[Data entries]
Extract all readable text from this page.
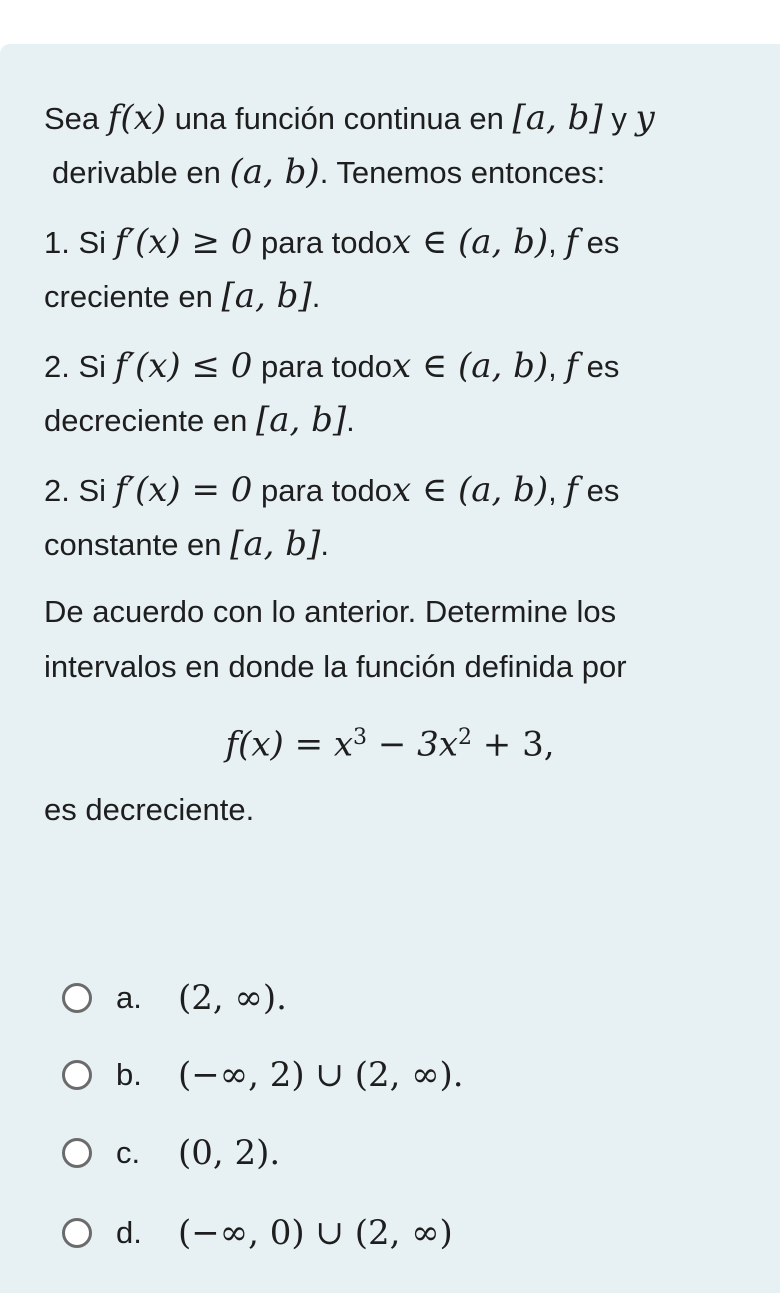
Sea f(x) una función continua en [a, b] y y
derivable en (a, b). Tenemos entonces:
1. Si f′(x) ≥ 0 para todox ∈ (a, b), f es
creciente en [a, b].
2. Si f′(x) ≤ 0 para todox ∈ (a, b), f es
decreciente en [a, b].
2. Si f′(x) = 0 para todox ∈ (a, b), f es
constante en [a, b].
De acuerdo con lo anterior. Determine los
intervalos en donde la función definida por
$f(x) = x^3 - 3x^2 + 3$,
es decreciente.
a.	(2, ∞).
b.	(−∞, 2) ∪ (2, ∞).
c.	(0, 2).
d.	(−∞, 0) ∪ (2, ∞)
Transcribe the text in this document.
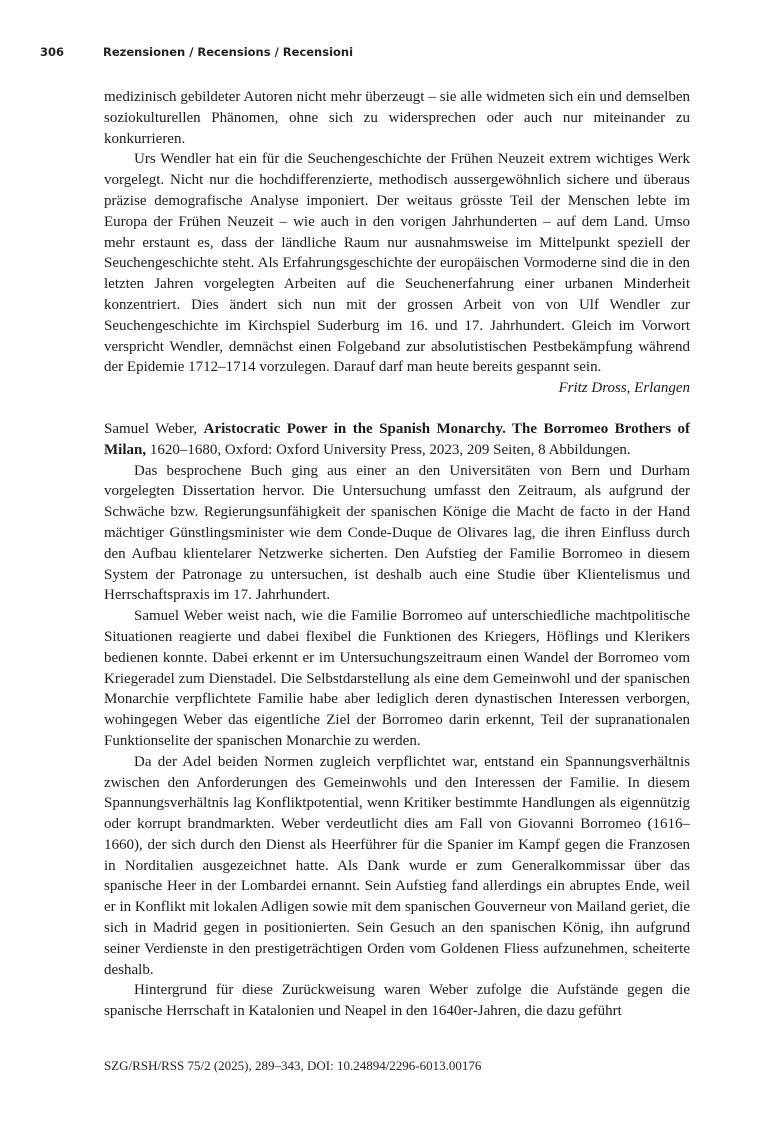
306	Rezensionen / Recensions / Recensioni

medizinisch gebildeter Autoren nicht mehr überzeugt – sie alle widmeten sich ein und demselben soziokulturellen Phänomen, ohne sich zu widersprechen oder auch nur miteinander zu konkurrieren.

Urs Wendler hat ein für die Seuchengeschichte der Frühen Neuzeit extrem wichtiges Werk vorgelegt. Nicht nur die hochdifferenzierte, methodisch aussergewöhnlich sichere und überaus präzise demografische Analyse imponiert. Der weitaus grösste Teil der Menschen lebte im Europa der Frühen Neuzeit – wie auch in den vorigen Jahrhunderten – auf dem Land. Umso mehr erstaunt es, dass der ländliche Raum nur ausnahmsweise im Mittelpunkt speziell der Seuchengeschichte steht. Als Erfahrungsgeschichte der europäischen Vormoderne sind die in den letzten Jahren vorgelegten Arbeiten auf die Seuchenerfahrung einer urbanen Minderheit konzentriert. Dies ändert sich nun mit der grossen Arbeit von von Ulf Wendler zur Seuchengeschichte im Kirchspiel Suderburg im 16. und 17. Jahrhundert. Gleich im Vorwort verspricht Wendler, demnächst einen Folgeband zur absolutistischen Pestbekämpfung während der Epidemie 1712–1714 vorzulegen. Darauf darf man heute bereits gespannt sein.

Fritz Dross, Erlangen

Samuel Weber, Aristocratic Power in the Spanish Monarchy. The Borromeo Brothers of Milan, 1620–1680, Oxford: Oxford University Press, 2023, 209 Seiten, 8 Abbildungen.

Das besprochene Buch ging aus einer an den Universitäten von Bern und Durham vorgelegten Dissertation hervor. Die Untersuchung umfasst den Zeitraum, als aufgrund der Schwäche bzw. Regierungsunfähigkeit der spanischen Könige die Macht de facto in der Hand mächtiger Günstlingsminister wie dem Conde-Duque de Olivares lag, die ihren Einfluss durch den Aufbau klientelarer Netzwerke sicherten. Den Aufstieg der Familie Borromeo in diesem System der Patronage zu untersuchen, ist deshalb auch eine Studie über Klientelismus und Herrschaftspraxis im 17. Jahrhundert.

Samuel Weber weist nach, wie die Familie Borromeo auf unterschiedliche machtpolitische Situationen reagierte und dabei flexibel die Funktionen des Kriegers, Höflings und Klerikers bedienen konnte. Dabei erkennt er im Untersuchungszeitraum einen Wandel der Borromeo vom Kriegeradel zum Dienstadel. Die Selbstdarstellung als eine dem Gemeinwohl und der spanischen Monarchie verpflichtete Familie habe aber lediglich deren dynastischen Interessen verborgen, wohingegen Weber das eigentliche Ziel der Borromeo darin erkennt, Teil der supranationalen Funktionselite der spanischen Monarchie zu werden.

Da der Adel beiden Normen zugleich verpflichtet war, entstand ein Spannungsverhältnis zwischen den Anforderungen des Gemeinwohls und den Interessen der Familie. In diesem Spannungsverhältnis lag Konfliktpotential, wenn Kritiker bestimmte Handlungen als eigennützig oder korrupt brandmarkten. Weber verdeutlicht dies am Fall von Giovanni Borromeo (1616–1660), der sich durch den Dienst als Heerführer für die Spanier im Kampf gegen die Franzosen in Norditalien ausgezeichnet hatte. Als Dank wurde er zum Generalkommissar über das spanische Heer in der Lombardei ernannt. Sein Aufstieg fand allerdings ein abruptes Ende, weil er in Konflikt mit lokalen Adligen sowie mit dem spanischen Gouverneur von Mailand geriet, die sich in Madrid gegen in positionierten. Sein Gesuch an den spanischen König, ihn aufgrund seiner Verdienste in den prestigeträchtigen Orden vom Goldenen Fliess aufzunehmen, scheiterte deshalb.

Hintergrund für diese Zurückweisung waren Weber zufolge die Aufstände gegen die spanische Herrschaft in Katalonien und Neapel in den 1640er-Jahren, die dazu geführt

SZG/RSH/RSS 75/2 (2025), 289–343, DOI: 10.24894/2296-6013.00176
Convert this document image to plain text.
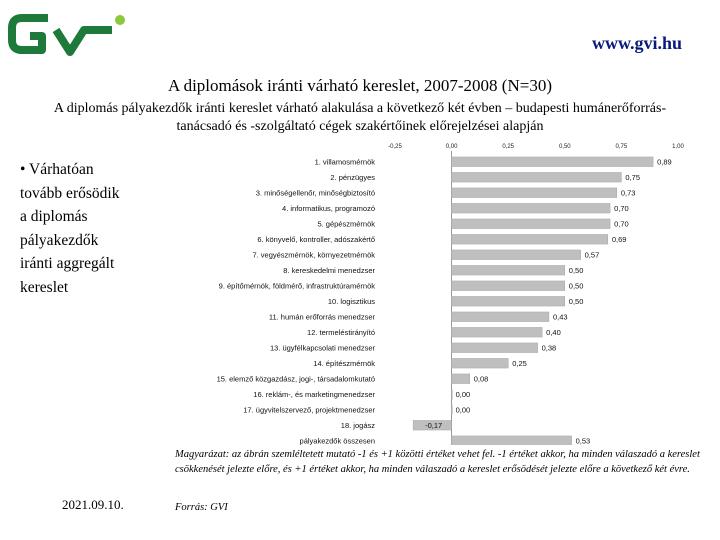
www.gvi.hu
A diplomások iránti várható kereslet, 2007-2008 (N=30)
A diplomás pályakezdők iránti kereslet várható alakulása a következő két évben – budapesti humánerőforrás-tanácsadó és -szolgáltató cégek szakértőinek előrejelzései alapján
• Várhatóan tovább erősödik a diplomás pályakezdők iránti aggregált kereslet
2021.09.10.
Magyarázat: az ábrán szemléltetett mutató -1 és +1 közötti értéket vehet fel. -1 értéket akkor, ha minden válaszadó a kereslet csökkenését jelezte előre, és +1 értéket akkor, ha minden válaszadó a kereslet erősödését jelezte előre a következő két évre.
Forrás: GVI
-0,25	0,00	0,25	0,50	0,75	1,00
1. villamosmérnök	0,89
2. pénzügyes	0,75
3. minőségellenőr, minőségbiztosító	0,73
4. informatikus, programozó	0,70
5. gépészmérnök	0,70
6. könyvelő, kontroller, adószakértő	0,69
7. vegyészmérnök, környezetmérnök	0,57
8. kereskedelmi menedzser	0,50
9. építőmérnök, földmérő, infrastruktúramérnök	0,50
10. logisztikus	0,50
11. humán erőforrás menedzser	0,43
12. termeléstirányító	0,40
13. ügyfélkapcsolati menedzser	0,38
14. építészmérnök	0,25
15. elemző közgazdász, jogi-, társadalomkutató	0,08
16. reklám-, és marketingmenedzser	0,00
17. ügyvitelszervező, projektmenedzser	0,00
18. jogász	-0,17
pályakezdők összesen	0,53
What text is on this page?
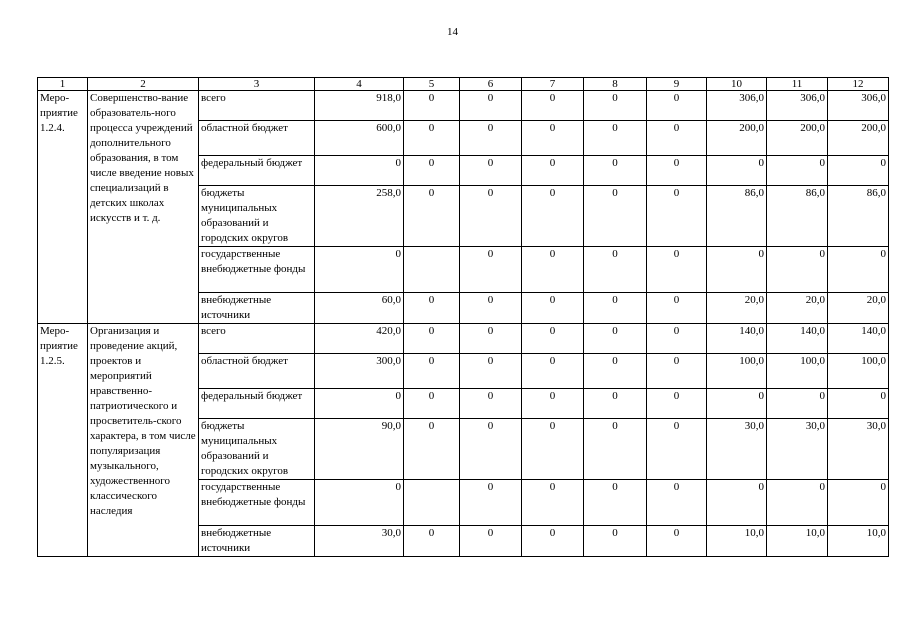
14
1	2	3	4	5	6	7	8	9	10	11	12

Меро-
приятие
1.2.4.	Совершенство-вание образователь-ного процесса учреждений дополнительного образования, в том числе введение новых специализаций в детских школах искусств и т. д.	всего	918,0	0	0	0	0	0	306,0	306,0	306,0
		областной бюджет	600,0	0	0	0	0	0	200,0	200,0	200,0
		федеральный бюджет	0	0	0	0	0	0	0	0	0
		бюджеты муниципальных образований и городских округов	258,0	0	0	0	0	0	86,0	86,0	86,0
		государственные внебюджетные фонды	0		0	0	0	0	0	0	0
		внебюджетные источники	60,0	0	0	0	0	0	20,0	20,0	20,0

Меро-
приятие
1.2.5.	Организация и проведение акций, проектов и мероприятий нравственно-патриотического и просветитель-ского характера, в том числе популяризация музыкального, художественного классического наследия	всего	420,0	0	0	0	0	0	140,0	140,0	140,0
		областной бюджет	300,0	0	0	0	0	0	100,0	100,0	100,0
		федеральный бюджет	0	0	0	0	0	0	0	0	0
		бюджеты муниципальных образований и городских округов	90,0	0	0	0	0	0	30,0	30,0	30,0
		государственные внебюджетные фонды	0		0	0	0	0	0	0	0
		внебюджетные источники	30,0	0	0	0	0	0	10,0	10,0	10,0
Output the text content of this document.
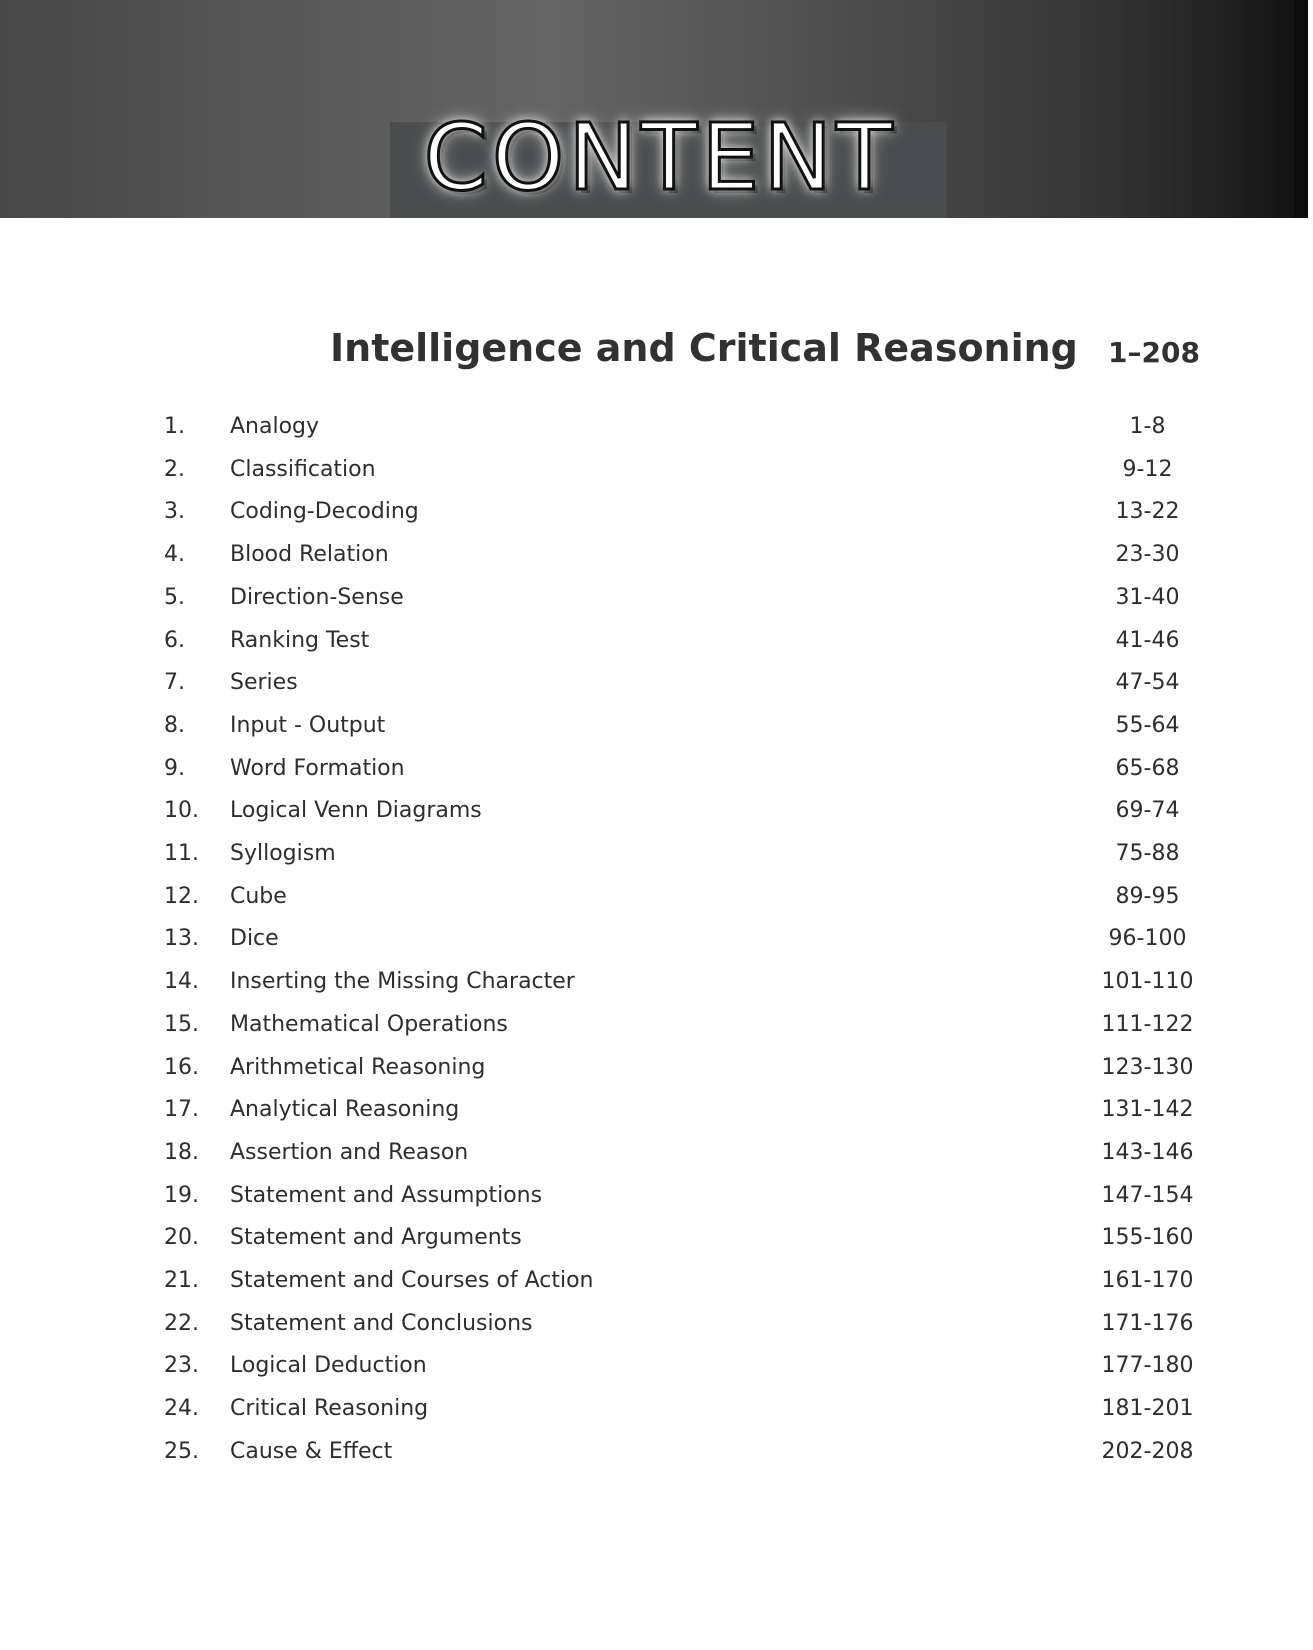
CONTENT
Intelligence and Critical Reasoning 1–208
1. Analogy	1-8
2. Classification	9-12
3. Coding-Decoding	13-22
4. Blood Relation	23-30
5. Direction-Sense	31-40
6. Ranking Test	41-46
7. Series	47-54
8. Input - Output	55-64
9. Word Formation	65-68
10. Logical Venn Diagrams	69-74
11. Syllogism	75-88
12. Cube	89-95
13. Dice	96-100
14. Inserting the Missing Character	101-110
15. Mathematical Operations	111-122
16. Arithmetical Reasoning	123-130
17. Analytical Reasoning	131-142
18. Assertion and Reason	143-146
19. Statement and Assumptions	147-154
20. Statement and Arguments	155-160
21. Statement and Courses of Action	161-170
22. Statement and Conclusions	171-176
23. Logical Deduction	177-180
24. Critical Reasoning	181-201
25. Cause & Effect	202-208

» Direction: Identify every line holding the word "következő" and copy it out.

» Exercise result:
A diplomás pályakezdők iránti kereslet várható alakulása a következő két évben – budapesti humánerőforrás-tanácsadó és -szolgáltató cégek szakértőinek előrejelzései alapján
Magyarázat: az ábrán szemléltetett mutató -1 és +1 közötti értéket vehet fel. -1 értéket akkor, ha minden válaszadó a kereslet csökkenését jelezte előre, és +1 értéket akkor, ha minden válaszadó a kereslet erősödését jelezte előre a következő két évre.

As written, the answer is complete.